● Direction:
Locate every line in the records below that holds the word "text" and return each one.

--------

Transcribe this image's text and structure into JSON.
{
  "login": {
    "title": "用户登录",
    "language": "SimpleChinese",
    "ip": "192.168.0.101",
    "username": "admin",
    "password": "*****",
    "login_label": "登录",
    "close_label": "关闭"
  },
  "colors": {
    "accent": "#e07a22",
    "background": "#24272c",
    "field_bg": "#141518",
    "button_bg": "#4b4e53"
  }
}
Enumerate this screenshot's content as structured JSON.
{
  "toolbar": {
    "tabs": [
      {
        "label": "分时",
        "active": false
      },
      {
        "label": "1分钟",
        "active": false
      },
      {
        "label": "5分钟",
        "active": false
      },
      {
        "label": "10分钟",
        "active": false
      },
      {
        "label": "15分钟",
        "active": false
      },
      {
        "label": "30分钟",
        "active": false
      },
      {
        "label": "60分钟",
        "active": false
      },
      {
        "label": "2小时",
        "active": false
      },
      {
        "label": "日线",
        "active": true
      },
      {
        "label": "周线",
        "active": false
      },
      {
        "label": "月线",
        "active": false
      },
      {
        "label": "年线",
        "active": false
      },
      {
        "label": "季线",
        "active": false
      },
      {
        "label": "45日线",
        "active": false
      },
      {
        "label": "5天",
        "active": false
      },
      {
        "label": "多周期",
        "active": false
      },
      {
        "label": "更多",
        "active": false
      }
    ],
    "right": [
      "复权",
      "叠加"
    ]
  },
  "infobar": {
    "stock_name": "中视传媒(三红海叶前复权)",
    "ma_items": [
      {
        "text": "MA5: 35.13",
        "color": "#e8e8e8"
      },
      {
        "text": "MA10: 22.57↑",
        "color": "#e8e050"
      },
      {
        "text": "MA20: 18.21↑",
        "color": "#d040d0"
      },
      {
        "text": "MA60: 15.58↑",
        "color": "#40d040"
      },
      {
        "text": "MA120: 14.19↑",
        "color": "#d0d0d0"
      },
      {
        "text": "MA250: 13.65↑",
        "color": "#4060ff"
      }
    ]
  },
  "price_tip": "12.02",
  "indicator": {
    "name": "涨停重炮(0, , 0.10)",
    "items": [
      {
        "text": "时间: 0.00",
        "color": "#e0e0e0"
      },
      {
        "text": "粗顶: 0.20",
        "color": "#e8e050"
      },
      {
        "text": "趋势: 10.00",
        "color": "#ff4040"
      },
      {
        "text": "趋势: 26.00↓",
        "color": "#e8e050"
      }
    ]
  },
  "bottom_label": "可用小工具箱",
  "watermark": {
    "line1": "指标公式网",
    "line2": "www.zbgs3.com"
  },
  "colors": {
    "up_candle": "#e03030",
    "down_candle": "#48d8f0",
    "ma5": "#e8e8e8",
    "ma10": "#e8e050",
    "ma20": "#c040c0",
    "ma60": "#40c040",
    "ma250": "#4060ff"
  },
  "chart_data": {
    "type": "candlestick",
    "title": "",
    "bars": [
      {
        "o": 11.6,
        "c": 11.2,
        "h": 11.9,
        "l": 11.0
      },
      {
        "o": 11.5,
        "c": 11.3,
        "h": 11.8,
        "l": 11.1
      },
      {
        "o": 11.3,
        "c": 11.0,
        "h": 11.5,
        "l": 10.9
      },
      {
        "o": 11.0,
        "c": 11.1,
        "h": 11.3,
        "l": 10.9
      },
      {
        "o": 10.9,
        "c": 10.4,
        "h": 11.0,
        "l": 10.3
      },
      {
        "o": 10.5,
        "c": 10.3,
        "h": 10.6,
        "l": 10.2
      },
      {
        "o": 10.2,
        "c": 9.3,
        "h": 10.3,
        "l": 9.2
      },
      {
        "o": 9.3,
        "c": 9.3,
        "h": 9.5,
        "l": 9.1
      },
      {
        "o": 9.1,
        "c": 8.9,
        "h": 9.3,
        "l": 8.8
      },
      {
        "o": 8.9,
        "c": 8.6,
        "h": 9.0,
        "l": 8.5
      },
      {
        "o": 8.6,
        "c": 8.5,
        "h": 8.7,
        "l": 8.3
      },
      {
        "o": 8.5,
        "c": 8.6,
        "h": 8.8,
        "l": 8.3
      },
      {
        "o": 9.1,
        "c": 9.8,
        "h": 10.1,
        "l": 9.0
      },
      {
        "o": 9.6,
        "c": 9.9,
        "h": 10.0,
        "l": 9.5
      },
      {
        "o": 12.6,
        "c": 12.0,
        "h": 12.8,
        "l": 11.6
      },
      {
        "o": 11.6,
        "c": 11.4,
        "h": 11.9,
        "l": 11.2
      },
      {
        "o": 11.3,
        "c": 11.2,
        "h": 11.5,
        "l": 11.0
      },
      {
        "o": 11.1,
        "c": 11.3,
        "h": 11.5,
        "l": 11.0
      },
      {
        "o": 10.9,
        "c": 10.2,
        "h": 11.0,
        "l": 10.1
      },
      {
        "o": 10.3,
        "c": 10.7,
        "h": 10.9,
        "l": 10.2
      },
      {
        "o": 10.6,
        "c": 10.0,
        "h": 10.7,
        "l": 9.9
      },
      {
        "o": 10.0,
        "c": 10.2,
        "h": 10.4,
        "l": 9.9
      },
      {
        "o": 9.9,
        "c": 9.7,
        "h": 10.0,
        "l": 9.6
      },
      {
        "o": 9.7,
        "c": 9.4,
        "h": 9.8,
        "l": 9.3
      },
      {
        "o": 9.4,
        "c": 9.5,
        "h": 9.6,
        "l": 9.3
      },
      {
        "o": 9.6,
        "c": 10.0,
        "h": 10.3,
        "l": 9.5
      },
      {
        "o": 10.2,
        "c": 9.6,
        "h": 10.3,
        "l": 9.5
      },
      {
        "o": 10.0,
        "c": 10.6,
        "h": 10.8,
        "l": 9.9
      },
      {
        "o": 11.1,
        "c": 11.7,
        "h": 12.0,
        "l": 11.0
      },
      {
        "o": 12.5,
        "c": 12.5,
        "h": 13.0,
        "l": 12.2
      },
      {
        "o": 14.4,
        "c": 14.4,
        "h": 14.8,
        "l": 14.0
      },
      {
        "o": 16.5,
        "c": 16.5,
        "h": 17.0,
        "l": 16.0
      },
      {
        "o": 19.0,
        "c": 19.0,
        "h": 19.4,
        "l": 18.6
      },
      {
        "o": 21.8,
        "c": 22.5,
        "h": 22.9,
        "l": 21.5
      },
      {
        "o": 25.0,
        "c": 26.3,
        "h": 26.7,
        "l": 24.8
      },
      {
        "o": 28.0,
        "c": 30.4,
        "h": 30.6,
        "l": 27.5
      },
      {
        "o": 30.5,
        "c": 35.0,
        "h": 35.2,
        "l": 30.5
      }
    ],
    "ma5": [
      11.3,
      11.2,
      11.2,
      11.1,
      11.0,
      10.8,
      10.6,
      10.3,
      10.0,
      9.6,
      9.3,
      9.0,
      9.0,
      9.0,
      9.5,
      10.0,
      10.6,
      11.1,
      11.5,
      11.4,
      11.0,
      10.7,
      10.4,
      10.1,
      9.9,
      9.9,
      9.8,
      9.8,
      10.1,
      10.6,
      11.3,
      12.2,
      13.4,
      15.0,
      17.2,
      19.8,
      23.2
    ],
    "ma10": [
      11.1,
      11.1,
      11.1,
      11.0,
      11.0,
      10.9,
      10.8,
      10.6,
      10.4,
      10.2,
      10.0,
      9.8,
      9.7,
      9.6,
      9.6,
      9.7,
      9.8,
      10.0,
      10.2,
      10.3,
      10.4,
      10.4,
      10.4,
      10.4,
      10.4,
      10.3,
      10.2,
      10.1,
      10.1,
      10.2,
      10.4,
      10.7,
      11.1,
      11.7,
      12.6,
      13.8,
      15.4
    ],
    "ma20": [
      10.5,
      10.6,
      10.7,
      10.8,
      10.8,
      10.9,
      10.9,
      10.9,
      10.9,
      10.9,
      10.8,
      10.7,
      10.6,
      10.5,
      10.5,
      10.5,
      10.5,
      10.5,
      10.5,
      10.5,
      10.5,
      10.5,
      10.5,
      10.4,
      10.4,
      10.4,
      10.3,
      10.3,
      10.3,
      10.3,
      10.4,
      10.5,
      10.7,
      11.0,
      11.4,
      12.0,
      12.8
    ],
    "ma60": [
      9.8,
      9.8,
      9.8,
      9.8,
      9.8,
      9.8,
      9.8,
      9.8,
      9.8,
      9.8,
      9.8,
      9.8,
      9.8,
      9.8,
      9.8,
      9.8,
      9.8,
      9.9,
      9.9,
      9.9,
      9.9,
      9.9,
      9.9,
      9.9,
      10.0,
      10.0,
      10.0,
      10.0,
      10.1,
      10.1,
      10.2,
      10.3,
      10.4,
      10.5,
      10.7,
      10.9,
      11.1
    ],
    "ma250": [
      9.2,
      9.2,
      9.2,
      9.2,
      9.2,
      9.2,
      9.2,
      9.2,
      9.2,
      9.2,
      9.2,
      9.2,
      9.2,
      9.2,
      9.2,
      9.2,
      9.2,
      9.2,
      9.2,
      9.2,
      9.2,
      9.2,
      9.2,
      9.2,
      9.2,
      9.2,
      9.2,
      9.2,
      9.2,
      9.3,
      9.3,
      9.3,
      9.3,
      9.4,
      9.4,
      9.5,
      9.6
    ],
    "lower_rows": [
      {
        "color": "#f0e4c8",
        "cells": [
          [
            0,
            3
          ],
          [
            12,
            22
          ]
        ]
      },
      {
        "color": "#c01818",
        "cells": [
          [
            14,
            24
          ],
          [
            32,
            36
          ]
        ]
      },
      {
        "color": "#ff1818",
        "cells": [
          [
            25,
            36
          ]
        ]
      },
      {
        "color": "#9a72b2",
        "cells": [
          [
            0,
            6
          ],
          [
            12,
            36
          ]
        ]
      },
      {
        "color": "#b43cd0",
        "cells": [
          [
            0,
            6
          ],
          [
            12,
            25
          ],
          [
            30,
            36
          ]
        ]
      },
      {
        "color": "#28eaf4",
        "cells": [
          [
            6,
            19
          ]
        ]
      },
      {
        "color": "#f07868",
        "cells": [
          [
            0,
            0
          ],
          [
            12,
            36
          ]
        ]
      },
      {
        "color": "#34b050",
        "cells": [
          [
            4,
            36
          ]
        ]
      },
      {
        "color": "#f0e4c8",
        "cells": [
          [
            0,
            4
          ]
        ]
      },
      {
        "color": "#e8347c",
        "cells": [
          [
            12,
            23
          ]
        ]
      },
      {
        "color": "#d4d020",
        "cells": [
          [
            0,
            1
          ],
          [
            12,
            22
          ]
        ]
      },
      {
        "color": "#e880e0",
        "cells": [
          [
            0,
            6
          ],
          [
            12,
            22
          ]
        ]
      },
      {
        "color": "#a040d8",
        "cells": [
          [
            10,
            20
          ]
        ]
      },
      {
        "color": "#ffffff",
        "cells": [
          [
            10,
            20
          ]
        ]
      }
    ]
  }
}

--------

● Task solution:
Transcribe this image's text and structure into JSON.
        "text": "MA5: 35.13",
        "text": "MA10: 22.57↑",
        "text": "MA20: 18.21↑",
        "text": "MA60: 15.58↑",
        "text": "MA120: 14.19↑",
        "text": "MA250: 13.65↑",
        "text": "时间: 0.00",
        "text": "粗顶: 0.20",
        "text": "趋势: 10.00",
        "text": "趋势: 26.00↓",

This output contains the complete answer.